▶ [EXERCISE]:
Take each line containing "transaction" and report it exactly as written.

= = = = =

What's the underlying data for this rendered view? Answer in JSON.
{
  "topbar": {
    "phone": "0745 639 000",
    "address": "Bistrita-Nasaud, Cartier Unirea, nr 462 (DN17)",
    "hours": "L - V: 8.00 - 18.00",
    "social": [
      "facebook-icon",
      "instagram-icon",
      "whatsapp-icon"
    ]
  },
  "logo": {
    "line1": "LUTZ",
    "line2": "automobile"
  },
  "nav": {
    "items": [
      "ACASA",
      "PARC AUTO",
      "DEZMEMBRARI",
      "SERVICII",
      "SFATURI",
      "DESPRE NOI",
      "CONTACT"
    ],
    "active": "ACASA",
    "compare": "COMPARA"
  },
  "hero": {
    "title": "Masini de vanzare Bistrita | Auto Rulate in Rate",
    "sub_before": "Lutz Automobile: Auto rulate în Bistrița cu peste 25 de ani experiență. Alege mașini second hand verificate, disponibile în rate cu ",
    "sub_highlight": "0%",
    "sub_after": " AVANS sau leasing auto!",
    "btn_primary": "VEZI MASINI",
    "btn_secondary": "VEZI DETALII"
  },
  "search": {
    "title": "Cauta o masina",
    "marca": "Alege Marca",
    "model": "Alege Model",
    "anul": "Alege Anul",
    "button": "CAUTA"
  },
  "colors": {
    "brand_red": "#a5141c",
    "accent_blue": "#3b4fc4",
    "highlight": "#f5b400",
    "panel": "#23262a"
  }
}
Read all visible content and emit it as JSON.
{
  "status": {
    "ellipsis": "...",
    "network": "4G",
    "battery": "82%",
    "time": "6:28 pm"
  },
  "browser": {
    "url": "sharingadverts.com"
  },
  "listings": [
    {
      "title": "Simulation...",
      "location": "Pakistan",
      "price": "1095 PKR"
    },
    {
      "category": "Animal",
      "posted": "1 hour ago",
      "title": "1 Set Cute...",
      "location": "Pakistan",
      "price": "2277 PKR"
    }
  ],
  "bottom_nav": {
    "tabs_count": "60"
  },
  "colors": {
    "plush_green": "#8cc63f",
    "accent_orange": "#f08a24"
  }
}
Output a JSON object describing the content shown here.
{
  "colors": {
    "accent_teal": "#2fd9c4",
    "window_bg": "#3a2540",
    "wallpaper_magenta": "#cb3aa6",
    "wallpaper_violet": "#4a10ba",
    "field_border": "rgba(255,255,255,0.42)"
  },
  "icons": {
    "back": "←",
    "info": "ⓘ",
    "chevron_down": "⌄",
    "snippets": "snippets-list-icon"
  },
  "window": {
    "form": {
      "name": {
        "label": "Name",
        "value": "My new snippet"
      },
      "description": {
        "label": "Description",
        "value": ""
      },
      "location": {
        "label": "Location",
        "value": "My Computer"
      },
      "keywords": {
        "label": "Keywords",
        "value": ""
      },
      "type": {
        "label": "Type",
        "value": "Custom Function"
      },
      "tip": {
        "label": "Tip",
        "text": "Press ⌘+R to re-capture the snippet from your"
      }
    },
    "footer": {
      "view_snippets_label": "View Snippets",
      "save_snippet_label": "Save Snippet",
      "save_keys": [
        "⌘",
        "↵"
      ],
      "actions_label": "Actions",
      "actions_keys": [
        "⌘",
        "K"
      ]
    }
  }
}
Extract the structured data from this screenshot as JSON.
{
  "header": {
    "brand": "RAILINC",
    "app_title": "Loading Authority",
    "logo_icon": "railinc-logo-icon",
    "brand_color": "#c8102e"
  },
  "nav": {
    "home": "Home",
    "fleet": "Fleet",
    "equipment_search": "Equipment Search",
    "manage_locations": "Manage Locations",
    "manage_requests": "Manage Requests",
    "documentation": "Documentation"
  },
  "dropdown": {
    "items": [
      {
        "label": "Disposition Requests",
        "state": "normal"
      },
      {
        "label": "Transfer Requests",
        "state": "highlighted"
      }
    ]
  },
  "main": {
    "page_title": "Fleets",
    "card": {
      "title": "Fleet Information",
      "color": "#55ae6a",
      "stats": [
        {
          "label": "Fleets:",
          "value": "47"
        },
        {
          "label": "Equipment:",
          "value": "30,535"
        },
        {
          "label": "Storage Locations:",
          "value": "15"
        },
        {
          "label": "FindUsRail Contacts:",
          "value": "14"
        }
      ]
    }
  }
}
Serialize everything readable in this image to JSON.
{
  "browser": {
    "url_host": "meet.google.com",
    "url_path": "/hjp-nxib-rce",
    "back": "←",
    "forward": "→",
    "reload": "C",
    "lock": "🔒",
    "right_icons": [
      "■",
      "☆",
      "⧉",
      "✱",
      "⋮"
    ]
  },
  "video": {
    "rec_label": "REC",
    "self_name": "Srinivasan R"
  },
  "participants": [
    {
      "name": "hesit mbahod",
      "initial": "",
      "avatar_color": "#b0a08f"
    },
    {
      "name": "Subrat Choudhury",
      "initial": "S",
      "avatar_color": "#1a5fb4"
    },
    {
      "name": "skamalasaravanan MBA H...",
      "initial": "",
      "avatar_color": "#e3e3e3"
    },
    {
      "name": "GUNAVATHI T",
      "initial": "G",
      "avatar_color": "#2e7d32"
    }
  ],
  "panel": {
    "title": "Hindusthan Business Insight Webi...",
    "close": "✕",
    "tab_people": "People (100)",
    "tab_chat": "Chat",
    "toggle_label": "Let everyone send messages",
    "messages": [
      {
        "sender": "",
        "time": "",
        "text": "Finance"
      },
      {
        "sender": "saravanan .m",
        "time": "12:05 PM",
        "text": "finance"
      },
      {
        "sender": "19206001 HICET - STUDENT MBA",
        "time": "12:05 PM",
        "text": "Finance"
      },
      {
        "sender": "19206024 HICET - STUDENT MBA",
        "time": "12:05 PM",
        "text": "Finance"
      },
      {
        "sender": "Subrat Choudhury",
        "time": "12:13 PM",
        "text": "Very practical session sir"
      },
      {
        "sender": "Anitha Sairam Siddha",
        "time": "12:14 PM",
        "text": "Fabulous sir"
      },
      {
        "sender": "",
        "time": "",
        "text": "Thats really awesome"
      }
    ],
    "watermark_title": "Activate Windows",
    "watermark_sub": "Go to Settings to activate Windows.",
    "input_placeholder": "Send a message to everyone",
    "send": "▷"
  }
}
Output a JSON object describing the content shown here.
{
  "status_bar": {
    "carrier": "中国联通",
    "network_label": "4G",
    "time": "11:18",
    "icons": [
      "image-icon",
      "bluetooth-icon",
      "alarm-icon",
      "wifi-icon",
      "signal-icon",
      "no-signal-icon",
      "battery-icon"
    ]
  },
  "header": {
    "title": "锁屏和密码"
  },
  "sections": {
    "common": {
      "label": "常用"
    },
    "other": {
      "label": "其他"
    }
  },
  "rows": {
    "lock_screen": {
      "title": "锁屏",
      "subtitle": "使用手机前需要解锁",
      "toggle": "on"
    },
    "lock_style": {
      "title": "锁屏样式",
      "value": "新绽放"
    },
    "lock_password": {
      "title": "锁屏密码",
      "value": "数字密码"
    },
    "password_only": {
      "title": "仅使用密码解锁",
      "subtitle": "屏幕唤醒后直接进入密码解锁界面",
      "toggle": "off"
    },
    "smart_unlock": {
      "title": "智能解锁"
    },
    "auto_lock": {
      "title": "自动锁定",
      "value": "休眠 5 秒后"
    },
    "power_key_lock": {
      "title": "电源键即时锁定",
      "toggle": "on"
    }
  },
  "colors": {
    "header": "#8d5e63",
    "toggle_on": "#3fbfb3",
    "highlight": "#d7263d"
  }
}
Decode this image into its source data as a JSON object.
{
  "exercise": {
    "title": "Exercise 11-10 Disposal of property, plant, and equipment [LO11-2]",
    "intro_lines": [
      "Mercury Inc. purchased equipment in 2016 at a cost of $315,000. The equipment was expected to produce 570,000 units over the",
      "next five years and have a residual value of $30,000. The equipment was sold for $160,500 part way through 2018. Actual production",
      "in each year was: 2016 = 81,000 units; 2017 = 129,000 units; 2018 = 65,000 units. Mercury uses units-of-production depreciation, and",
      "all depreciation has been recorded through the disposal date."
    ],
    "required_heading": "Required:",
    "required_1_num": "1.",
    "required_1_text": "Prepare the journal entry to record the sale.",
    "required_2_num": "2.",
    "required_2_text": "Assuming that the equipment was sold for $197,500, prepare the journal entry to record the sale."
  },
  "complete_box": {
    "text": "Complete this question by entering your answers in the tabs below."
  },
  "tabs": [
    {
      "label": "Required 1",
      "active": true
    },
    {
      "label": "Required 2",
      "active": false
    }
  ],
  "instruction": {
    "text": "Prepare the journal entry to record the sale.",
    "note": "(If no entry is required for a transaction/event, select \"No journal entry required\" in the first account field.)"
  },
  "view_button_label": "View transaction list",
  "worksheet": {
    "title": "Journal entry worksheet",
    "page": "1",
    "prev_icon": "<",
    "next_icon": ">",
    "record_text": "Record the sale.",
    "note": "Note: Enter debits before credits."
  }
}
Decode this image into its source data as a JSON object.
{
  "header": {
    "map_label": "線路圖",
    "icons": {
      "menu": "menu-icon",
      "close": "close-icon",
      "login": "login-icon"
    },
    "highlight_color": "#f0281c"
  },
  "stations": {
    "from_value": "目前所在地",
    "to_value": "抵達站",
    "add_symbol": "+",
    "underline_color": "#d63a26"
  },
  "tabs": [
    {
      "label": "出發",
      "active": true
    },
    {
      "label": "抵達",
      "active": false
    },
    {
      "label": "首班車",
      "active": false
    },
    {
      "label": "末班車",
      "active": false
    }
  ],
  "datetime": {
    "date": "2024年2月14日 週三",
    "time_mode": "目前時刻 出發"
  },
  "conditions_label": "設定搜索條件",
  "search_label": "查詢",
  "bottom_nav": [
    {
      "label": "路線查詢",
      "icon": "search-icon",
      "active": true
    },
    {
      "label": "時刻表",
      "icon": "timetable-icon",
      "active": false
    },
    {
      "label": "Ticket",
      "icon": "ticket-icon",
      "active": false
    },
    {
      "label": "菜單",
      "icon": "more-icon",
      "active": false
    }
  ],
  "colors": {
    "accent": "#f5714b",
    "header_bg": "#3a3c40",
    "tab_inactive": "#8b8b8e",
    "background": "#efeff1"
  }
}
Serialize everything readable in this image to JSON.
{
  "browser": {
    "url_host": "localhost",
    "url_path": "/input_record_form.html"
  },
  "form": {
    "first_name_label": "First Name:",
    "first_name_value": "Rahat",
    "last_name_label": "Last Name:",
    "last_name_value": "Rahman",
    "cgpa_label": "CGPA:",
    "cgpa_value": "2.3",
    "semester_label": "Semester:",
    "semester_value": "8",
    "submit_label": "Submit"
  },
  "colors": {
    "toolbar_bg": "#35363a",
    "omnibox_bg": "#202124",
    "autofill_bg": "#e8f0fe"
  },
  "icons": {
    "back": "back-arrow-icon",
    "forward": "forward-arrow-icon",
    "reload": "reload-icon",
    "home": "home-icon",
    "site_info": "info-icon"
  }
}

= = = = =

▶ [RESPONSE FOR THIS EXERCISE]:
    "note": "(If no entry is required for a transaction/event, select \"No journal entry required\" in the first account field.)"
  "view_button_label": "View transaction list",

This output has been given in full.